▸ RECORDS TO PROCESS:
--------------------------------
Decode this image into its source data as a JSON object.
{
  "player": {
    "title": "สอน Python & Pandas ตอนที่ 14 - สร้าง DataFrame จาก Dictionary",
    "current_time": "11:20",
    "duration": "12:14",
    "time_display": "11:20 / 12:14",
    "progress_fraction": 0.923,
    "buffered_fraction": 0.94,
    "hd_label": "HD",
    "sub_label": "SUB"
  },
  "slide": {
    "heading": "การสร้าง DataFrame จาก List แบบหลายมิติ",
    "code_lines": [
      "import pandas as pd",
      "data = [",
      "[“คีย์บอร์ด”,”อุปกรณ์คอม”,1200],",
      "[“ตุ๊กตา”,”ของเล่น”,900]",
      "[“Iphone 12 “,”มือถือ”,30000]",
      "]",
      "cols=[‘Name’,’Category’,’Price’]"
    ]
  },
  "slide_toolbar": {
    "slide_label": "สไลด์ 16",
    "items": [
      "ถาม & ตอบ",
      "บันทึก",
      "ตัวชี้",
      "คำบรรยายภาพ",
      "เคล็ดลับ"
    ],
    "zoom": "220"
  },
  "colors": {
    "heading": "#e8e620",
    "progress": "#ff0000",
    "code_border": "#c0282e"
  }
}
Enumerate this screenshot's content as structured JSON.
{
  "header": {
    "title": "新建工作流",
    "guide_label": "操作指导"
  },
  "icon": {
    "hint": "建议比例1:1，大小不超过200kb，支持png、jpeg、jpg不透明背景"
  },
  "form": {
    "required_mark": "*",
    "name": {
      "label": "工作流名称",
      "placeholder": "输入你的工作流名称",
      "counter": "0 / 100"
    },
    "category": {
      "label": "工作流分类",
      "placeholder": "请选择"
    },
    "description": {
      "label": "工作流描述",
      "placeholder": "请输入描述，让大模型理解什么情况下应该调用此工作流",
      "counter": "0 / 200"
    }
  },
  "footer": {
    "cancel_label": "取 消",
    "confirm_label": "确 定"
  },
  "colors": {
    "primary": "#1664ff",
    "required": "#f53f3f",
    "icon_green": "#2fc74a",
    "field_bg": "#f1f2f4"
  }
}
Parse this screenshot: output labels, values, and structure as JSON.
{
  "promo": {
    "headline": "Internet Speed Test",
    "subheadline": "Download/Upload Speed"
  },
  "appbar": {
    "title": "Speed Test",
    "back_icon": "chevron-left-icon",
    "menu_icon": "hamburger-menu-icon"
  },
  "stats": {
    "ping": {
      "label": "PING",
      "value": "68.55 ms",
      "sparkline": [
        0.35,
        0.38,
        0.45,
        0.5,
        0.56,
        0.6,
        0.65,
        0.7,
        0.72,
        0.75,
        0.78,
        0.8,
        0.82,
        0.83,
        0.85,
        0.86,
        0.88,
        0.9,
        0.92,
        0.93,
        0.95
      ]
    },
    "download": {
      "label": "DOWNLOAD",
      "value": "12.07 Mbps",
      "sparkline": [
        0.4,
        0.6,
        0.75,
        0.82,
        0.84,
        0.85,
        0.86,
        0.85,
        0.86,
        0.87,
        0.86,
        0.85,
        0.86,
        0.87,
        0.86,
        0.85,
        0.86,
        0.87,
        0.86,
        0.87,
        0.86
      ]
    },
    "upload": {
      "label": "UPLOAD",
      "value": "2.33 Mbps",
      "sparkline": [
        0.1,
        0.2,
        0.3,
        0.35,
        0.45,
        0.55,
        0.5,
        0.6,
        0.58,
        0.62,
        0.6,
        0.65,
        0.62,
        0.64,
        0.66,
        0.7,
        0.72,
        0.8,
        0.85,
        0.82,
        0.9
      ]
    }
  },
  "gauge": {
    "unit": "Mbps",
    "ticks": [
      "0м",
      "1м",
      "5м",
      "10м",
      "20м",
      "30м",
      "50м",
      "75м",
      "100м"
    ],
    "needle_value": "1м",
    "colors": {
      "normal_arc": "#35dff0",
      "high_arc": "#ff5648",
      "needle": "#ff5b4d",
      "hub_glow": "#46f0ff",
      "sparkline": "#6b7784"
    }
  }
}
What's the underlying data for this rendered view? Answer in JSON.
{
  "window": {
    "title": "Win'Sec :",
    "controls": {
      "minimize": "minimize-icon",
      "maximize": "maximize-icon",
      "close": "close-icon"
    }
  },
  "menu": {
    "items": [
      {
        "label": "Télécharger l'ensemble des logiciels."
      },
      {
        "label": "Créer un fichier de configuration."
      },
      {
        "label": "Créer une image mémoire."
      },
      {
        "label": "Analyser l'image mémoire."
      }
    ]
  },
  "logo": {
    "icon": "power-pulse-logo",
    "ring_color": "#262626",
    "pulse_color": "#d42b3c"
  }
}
--------------------------------
▸ WRITTEN EXERCISE:
Locate all lines holding the word "JSON", then copy them out.

▸ RESPONSE TO THIS EXERCISE:
Decode this image into its source data as a JSON object.
Enumerate this screenshot's content as structured JSON.
Parse this screenshot: output labels, values, and structure as JSON.
What's the underlying data for this rendered view? Answer in JSON.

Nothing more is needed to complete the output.